Filter the listing below, keeping only the lines that contain the string "badge". Copy each kept line in full.

>> BEGIN

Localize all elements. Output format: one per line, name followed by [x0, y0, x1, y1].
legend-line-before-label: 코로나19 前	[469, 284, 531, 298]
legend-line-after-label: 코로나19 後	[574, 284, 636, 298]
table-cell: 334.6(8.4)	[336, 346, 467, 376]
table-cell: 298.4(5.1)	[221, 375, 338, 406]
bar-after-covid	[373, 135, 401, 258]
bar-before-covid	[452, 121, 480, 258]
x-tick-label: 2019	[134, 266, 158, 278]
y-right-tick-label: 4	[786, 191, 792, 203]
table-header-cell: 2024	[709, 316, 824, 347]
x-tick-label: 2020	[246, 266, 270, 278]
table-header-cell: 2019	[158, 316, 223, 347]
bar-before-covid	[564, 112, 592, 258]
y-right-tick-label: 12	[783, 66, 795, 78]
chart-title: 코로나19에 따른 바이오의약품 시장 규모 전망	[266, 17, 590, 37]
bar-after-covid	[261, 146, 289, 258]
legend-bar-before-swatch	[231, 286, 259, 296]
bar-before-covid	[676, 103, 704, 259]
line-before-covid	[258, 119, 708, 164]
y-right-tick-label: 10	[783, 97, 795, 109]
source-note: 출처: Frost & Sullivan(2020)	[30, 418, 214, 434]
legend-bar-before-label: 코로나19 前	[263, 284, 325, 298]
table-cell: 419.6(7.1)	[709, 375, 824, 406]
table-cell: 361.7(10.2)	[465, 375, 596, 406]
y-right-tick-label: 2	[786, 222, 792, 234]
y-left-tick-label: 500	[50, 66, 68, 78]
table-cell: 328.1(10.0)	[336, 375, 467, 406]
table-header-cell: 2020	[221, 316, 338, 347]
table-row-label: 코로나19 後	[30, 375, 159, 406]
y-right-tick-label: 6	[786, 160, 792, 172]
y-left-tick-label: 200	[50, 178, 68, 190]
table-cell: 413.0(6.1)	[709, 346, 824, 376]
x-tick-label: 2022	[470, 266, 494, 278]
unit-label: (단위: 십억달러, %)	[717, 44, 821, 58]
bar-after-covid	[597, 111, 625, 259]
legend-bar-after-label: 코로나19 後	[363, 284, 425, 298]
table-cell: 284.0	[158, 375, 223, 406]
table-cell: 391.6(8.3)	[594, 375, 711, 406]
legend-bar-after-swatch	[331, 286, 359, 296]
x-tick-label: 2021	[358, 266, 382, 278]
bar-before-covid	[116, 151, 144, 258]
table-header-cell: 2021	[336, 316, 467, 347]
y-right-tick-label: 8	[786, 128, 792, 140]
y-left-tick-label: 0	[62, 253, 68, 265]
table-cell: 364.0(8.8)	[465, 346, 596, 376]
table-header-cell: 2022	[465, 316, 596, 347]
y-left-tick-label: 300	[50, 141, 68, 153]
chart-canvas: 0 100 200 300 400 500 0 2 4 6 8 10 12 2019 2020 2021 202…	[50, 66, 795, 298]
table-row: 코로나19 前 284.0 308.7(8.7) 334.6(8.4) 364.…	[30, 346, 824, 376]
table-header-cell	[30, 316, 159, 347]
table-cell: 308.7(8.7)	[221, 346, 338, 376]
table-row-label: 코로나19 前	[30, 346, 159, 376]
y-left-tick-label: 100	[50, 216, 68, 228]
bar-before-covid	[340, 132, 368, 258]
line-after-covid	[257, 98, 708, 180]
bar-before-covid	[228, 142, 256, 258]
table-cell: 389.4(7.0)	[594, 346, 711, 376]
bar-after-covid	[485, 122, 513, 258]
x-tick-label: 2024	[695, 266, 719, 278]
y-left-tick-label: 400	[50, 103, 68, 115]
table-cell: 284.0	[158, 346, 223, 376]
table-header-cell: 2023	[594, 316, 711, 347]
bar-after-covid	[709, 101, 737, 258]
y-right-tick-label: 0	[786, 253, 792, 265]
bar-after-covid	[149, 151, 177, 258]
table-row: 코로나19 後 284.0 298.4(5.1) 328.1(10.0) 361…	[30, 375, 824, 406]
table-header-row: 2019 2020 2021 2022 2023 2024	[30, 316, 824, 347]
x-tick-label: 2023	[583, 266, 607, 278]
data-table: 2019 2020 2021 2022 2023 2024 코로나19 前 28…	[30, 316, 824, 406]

>> END
>> BEGIN

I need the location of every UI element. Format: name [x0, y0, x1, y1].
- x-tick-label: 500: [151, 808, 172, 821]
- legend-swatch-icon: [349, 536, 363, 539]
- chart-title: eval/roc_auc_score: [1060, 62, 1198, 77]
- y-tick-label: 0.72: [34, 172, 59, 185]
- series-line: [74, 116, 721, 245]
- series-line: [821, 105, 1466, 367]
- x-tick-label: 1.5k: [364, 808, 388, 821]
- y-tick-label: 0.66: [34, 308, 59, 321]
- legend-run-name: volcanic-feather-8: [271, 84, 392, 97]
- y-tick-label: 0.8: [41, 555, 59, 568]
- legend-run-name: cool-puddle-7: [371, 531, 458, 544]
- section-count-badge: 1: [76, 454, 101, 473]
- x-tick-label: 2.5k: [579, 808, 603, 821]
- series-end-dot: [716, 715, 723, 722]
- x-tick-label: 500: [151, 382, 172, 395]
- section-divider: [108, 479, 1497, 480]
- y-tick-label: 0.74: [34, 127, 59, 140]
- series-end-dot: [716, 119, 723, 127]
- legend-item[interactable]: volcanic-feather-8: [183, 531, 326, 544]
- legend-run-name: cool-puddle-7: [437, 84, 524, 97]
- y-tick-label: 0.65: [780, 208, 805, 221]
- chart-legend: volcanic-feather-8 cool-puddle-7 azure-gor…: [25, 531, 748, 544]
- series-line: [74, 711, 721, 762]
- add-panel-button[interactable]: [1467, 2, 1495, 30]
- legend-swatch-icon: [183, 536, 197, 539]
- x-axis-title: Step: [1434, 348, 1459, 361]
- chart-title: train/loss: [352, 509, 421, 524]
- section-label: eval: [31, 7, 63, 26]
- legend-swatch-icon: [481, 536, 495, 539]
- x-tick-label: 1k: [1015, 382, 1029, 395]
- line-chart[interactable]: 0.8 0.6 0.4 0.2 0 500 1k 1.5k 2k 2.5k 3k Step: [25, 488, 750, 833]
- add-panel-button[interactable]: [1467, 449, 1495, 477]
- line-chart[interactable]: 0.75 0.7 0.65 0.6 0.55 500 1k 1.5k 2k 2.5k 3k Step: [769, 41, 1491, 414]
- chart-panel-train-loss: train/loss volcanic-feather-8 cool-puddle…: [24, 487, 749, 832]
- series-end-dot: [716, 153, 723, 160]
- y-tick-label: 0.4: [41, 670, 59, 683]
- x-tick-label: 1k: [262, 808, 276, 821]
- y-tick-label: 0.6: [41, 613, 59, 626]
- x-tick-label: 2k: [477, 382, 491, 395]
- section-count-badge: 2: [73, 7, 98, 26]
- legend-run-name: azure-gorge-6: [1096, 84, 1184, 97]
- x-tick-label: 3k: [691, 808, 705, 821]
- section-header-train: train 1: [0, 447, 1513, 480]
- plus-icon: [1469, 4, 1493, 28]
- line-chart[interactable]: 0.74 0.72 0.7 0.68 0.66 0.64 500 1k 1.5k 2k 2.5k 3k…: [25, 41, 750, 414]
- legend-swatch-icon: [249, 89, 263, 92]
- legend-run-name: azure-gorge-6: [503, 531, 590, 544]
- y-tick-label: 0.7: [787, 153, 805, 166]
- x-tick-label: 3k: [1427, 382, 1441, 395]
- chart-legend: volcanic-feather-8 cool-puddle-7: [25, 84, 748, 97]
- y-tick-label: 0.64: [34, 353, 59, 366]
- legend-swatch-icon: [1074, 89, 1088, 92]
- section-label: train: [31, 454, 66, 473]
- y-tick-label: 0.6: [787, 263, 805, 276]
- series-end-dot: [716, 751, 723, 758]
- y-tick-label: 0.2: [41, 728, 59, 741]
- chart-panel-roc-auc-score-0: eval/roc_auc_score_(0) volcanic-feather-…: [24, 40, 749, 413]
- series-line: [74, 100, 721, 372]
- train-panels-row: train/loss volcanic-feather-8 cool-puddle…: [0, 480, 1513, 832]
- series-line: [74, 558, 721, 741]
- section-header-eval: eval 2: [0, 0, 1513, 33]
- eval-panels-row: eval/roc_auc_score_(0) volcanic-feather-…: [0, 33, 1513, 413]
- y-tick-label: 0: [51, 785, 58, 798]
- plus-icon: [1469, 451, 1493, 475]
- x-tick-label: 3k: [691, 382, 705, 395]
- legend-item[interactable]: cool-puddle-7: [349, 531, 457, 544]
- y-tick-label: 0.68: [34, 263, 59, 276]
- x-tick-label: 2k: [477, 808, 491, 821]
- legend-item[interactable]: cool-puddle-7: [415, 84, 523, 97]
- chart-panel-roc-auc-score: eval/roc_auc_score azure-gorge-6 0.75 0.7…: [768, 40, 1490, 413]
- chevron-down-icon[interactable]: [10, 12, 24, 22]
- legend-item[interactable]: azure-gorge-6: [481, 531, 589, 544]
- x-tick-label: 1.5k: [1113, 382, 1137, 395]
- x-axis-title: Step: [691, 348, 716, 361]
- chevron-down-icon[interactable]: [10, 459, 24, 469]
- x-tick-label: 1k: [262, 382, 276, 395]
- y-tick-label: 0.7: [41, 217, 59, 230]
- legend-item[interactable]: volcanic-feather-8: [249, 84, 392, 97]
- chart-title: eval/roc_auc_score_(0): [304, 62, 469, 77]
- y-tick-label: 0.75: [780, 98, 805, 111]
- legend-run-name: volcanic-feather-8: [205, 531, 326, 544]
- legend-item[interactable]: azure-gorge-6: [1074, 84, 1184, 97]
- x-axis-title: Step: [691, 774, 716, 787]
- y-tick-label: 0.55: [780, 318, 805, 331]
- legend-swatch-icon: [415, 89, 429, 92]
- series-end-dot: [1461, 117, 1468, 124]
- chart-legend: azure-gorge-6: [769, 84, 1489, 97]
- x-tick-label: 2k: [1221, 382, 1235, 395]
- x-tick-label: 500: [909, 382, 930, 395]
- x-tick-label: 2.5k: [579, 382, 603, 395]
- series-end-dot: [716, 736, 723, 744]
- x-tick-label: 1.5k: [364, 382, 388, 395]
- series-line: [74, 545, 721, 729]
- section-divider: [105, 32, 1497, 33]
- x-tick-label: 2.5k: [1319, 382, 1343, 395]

>> END

* _TASK ANSWER_
- section-count-badge: 1: [76, 454, 101, 473]
- section-count-badge: 2: [73, 7, 98, 26]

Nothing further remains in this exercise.